-- WHAT IS ASKED --
Reproduce the listing that follows with no differences at all.

-- GIVEN RECORDS --
━━━━━━━━━━━━━━━━━━━━

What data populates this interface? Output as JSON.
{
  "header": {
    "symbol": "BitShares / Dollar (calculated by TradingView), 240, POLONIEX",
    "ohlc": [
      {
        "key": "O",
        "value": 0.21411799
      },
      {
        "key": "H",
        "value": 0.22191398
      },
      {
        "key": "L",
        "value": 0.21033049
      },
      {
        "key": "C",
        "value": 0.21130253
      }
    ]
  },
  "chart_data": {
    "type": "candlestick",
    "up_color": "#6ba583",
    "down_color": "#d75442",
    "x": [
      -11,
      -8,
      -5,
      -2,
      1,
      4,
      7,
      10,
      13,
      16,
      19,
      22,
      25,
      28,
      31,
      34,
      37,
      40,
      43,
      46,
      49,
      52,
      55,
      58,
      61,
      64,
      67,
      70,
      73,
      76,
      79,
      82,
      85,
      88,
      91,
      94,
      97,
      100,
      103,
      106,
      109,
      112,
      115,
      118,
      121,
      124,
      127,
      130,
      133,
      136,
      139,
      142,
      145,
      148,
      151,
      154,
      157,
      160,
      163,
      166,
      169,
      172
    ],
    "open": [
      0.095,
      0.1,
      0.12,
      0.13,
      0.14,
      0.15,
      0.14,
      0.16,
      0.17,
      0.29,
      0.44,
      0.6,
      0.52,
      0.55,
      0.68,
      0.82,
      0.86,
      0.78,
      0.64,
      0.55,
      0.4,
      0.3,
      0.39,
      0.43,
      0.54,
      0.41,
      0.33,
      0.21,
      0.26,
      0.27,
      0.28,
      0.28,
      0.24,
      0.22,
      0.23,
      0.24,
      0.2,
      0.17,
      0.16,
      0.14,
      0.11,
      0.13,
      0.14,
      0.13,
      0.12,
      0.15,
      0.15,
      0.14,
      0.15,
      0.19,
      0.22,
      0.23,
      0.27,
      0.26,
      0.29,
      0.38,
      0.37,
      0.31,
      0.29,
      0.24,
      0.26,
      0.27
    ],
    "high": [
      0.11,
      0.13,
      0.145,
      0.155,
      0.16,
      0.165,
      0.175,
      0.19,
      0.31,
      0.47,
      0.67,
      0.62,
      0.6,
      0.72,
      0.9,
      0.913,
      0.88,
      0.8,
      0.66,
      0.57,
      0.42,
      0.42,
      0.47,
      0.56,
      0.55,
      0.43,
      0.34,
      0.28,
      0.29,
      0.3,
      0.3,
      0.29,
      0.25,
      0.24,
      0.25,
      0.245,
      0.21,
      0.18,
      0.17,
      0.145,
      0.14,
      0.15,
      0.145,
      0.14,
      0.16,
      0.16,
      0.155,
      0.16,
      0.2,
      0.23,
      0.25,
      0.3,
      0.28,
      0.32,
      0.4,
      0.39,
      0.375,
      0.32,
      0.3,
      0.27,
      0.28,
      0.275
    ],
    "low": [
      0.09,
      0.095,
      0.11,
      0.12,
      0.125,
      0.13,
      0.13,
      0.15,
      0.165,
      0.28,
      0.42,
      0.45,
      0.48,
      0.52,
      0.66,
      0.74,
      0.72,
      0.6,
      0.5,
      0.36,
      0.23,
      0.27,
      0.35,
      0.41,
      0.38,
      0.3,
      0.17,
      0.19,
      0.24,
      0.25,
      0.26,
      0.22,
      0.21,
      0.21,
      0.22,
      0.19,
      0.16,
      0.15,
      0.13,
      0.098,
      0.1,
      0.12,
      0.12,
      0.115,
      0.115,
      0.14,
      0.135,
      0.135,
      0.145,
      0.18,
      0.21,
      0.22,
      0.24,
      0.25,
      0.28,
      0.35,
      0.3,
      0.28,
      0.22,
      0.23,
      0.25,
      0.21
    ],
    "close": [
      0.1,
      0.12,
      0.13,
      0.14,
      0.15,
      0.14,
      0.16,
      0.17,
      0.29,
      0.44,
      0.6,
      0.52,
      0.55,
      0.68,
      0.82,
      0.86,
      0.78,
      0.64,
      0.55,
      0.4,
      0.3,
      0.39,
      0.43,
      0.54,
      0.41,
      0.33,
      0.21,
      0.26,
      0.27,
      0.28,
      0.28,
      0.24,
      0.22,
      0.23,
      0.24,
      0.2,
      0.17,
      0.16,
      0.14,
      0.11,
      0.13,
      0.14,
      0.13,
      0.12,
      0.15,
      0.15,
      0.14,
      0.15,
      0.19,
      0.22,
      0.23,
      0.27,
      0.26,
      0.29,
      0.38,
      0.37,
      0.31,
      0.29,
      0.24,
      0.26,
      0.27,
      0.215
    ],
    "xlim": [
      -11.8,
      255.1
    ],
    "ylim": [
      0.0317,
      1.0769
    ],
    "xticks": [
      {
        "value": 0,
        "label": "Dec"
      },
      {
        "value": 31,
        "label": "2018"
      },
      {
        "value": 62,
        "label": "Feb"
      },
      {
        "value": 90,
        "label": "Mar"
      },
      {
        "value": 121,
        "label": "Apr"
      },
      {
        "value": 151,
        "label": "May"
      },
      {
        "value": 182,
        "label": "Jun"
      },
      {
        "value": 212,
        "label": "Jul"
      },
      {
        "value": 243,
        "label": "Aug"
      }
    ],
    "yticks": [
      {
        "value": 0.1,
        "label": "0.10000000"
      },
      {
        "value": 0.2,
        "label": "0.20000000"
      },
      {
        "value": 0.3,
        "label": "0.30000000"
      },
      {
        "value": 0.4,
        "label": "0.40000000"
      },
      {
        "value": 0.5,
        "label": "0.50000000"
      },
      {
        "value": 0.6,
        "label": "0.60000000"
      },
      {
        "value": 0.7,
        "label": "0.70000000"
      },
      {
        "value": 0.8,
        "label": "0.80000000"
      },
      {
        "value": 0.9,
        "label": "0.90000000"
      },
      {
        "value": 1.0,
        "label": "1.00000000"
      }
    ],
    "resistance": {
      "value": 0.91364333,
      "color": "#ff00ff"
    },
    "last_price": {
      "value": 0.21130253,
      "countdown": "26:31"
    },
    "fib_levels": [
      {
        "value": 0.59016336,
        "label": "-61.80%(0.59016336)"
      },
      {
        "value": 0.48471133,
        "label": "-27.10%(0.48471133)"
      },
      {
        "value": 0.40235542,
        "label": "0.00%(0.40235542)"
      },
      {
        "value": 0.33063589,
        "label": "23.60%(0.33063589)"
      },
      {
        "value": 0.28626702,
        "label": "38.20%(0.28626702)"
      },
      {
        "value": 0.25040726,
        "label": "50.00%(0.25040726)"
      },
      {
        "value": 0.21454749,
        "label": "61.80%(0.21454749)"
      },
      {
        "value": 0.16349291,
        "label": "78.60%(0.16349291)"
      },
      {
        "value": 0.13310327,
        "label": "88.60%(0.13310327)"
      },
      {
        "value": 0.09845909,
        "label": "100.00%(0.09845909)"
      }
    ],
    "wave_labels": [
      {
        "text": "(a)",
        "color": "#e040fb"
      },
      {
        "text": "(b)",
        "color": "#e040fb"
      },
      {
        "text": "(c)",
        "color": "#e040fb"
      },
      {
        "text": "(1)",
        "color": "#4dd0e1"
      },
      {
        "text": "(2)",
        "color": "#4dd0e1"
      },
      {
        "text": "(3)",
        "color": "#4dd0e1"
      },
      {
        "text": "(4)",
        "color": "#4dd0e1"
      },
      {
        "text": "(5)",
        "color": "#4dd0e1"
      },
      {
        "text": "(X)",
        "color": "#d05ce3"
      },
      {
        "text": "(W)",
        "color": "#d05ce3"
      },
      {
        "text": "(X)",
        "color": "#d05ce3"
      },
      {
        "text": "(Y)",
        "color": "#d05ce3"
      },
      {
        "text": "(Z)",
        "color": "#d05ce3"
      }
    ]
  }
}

━━━━━━━━━━━━━━━━━━━━

-- TASK RESULT --
What data populates this interface? Output as JSON.
{
  "header": {
    "symbol": "BitShares / Dollar (calculated by TradingView), 240, POLONIEX",
    "ohlc": [
      {
        "key": "O",
        "value": 0.21411799
      },
      {
        "key": "H",
        "value": 0.22191398
      },
      {
        "key": "L",
        "value": 0.21033049
      },
      {
        "key": "C",
        "value": 0.21130253
      }
    ]
  },
  "chart_data": {
    "type": "candlestick",
    "up_color": "#6ba583",
    "down_color": "#d75442",
    "x": [
      -11,
      -8,
      -5,
      -2,
      1,
      4,
      7,
      10,
      13,
      16,
      19,
      22,
      25,
      28,
      31,
      34,
      37,
      40,
      43,
      46,
      49,
      52,
      55,
      58,
      61,
      64,
      67,
      70,
      73,
      76,
      79,
      82,
      85,
      88,
      91,
      94,
      97,
      100,
      103,
      106,
      109,
      112,
      115,
      118,
      121,
      124,
      127,
      130,
      133,
      136,
      139,
      142,
      145,
      148,
      151,
      154,
      157,
      160,
      163,
      166,
      169,
      172
    ],
    "open": [
      0.095,
      0.1,
      0.12,
      0.13,
      0.14,
      0.15,
      0.14,
      0.16,
      0.17,
      0.29,
      0.44,
      0.6,
      0.52,
      0.55,
      0.68,
      0.82,
      0.86,
      0.78,
      0.64,
      0.55,
      0.4,
      0.3,
      0.39,
      0.43,
      0.54,
      0.41,
      0.33,
      0.21,
      0.26,
      0.27,
      0.28,
      0.28,
      0.24,
      0.22,
      0.23,
      0.24,
      0.2,
      0.17,
      0.16,
      0.14,
      0.11,
      0.13,
      0.14,
      0.13,
      0.12,
      0.15,
      0.15,
      0.14,
      0.15,
      0.19,
      0.22,
      0.23,
      0.27,
      0.26,
      0.29,
      0.38,
      0.37,
      0.31,
      0.29,
      0.24,
      0.26,
      0.27
    ],
    "high": [
      0.11,
      0.13,
      0.145,
      0.155,
      0.16,
      0.165,
      0.175,
      0.19,
      0.31,
      0.47,
      0.67,
      0.62,
      0.6,
      0.72,
      0.9,
      0.913,
      0.88,
      0.8,
      0.66,
      0.57,
      0.42,
      0.42,
      0.47,
      0.56,
      0.55,
      0.43,
      0.34,
      0.28,
      0.29,
      0.3,
      0.3,
      0.29,
      0.25,
      0.24,
      0.25,
      0.245,
      0.21,
      0.18,
      0.17,
      0.145,
      0.14,
      0.15,
      0.145,
      0.14,
      0.16,
      0.16,
      0.155,
      0.16,
      0.2,
      0.23,
      0.25,
      0.3,
      0.28,
      0.32,
      0.4,
      0.39,
      0.375,
      0.32,
      0.3,
      0.27,
      0.28,
      0.275
    ],
    "low": [
      0.09,
      0.095,
      0.11,
      0.12,
      0.125,
      0.13,
      0.13,
      0.15,
      0.165,
      0.28,
      0.42,
      0.45,
      0.48,
      0.52,
      0.66,
      0.74,
      0.72,
      0.6,
      0.5,
      0.36,
      0.23,
      0.27,
      0.35,
      0.41,
      0.38,
      0.3,
      0.17,
      0.19,
      0.24,
      0.25,
      0.26,
      0.22,
      0.21,
      0.21,
      0.22,
      0.19,
      0.16,
      0.15,
      0.13,
      0.098,
      0.1,
      0.12,
      0.12,
      0.115,
      0.115,
      0.14,
      0.135,
      0.135,
      0.145,
      0.18,
      0.21,
      0.22,
      0.24,
      0.25,
      0.28,
      0.35,
      0.3,
      0.28,
      0.22,
      0.23,
      0.25,
      0.21
    ],
    "close": [
      0.1,
      0.12,
      0.13,
      0.14,
      0.15,
      0.14,
      0.16,
      0.17,
      0.29,
      0.44,
      0.6,
      0.52,
      0.55,
      0.68,
      0.82,
      0.86,
      0.78,
      0.64,
      0.55,
      0.4,
      0.3,
      0.39,
      0.43,
      0.54,
      0.41,
      0.33,
      0.21,
      0.26,
      0.27,
      0.28,
      0.28,
      0.24,
      0.22,
      0.23,
      0.24,
      0.2,
      0.17,
      0.16,
      0.14,
      0.11,
      0.13,
      0.14,
      0.13,
      0.12,
      0.15,
      0.15,
      0.14,
      0.15,
      0.19,
      0.22,
      0.23,
      0.27,
      0.26,
      0.29,
      0.38,
      0.37,
      0.31,
      0.29,
      0.24,
      0.26,
      0.27,
      0.215
    ],
    "xlim": [
      -11.8,
      255.1
    ],
    "ylim": [
      0.0317,
      1.0769
    ],
    "xticks": [
      {
        "value": 0,
        "label": "Dec"
      },
      {
        "value": 31,
        "label": "2018"
      },
      {
        "value": 62,
        "label": "Feb"
      },
      {
        "value": 90,
        "label": "Mar"
      },
      {
        "value": 121,
        "label": "Apr"
      },
      {
        "value": 151,
        "label": "May"
      },
      {
        "value": 182,
        "label": "Jun"
      },
      {
        "value": 212,
        "label": "Jul"
      },
      {
        "value": 243,
        "label": "Aug"
      }
    ],
    "yticks": [
      {
        "value": 0.1,
        "label": "0.10000000"
      },
      {
        "value": 0.2,
        "label": "0.20000000"
      },
      {
        "value": 0.3,
        "label": "0.30000000"
      },
      {
        "value": 0.4,
        "label": "0.40000000"
      },
      {
        "value": 0.5,
        "label": "0.50000000"
      },
      {
        "value": 0.6,
        "label": "0.60000000"
      },
      {
        "value": 0.7,
        "label": "0.70000000"
      },
      {
        "value": 0.8,
        "label": "0.80000000"
      },
      {
        "value": 0.9,
        "label": "0.90000000"
      },
      {
        "value": 1.0,
        "label": "1.00000000"
      }
    ],
    "resistance": {
      "value": 0.91364333,
      "color": "#ff00ff"
    },
    "last_price": {
      "value": 0.21130253,
      "countdown": "26:31"
    },
    "fib_levels": [
      {
        "value": 0.59016336,
        "label": "-61.80%(0.59016336)"
      },
      {
        "value": 0.48471133,
        "label": "-27.10%(0.48471133)"
      },
      {
        "value": 0.40235542,
        "label": "0.00%(0.40235542)"
      },
      {
        "value": 0.33063589,
        "label": "23.60%(0.33063589)"
      },
      {
        "value": 0.28626702,
        "label": "38.20%(0.28626702)"
      },
      {
        "value": 0.25040726,
        "label": "50.00%(0.25040726)"
      },
      {
        "value": 0.21454749,
        "label": "61.80%(0.21454749)"
      },
      {
        "value": 0.16349291,
        "label": "78.60%(0.16349291)"
      },
      {
        "value": 0.13310327,
        "label": "88.60%(0.13310327)"
      },
      {
        "value": 0.09845909,
        "label": "100.00%(0.09845909)"
      }
    ],
    "wave_labels": [
      {
        "text": "(a)",
        "color": "#e040fb"
      },
      {
        "text": "(b)",
        "color": "#e040fb"
      },
      {
        "text": "(c)",
        "color": "#e040fb"
      },
      {
        "text": "(1)",
        "color": "#4dd0e1"
      },
      {
        "text": "(2)",
        "color": "#4dd0e1"
      },
      {
        "text": "(3)",
        "color": "#4dd0e1"
      },
      {
        "text": "(4)",
        "color": "#4dd0e1"
      },
      {
        "text": "(5)",
        "color": "#4dd0e1"
      },
      {
        "text": "(X)",
        "color": "#d05ce3"
      },
      {
        "text": "(W)",
        "color": "#d05ce3"
      },
      {
        "text": "(X)",
        "color": "#d05ce3"
      },
      {
        "text": "(Y)",
        "color": "#d05ce3"
      },
      {
        "text": "(Z)",
        "color": "#d05ce3"
      }
    ]
  }
}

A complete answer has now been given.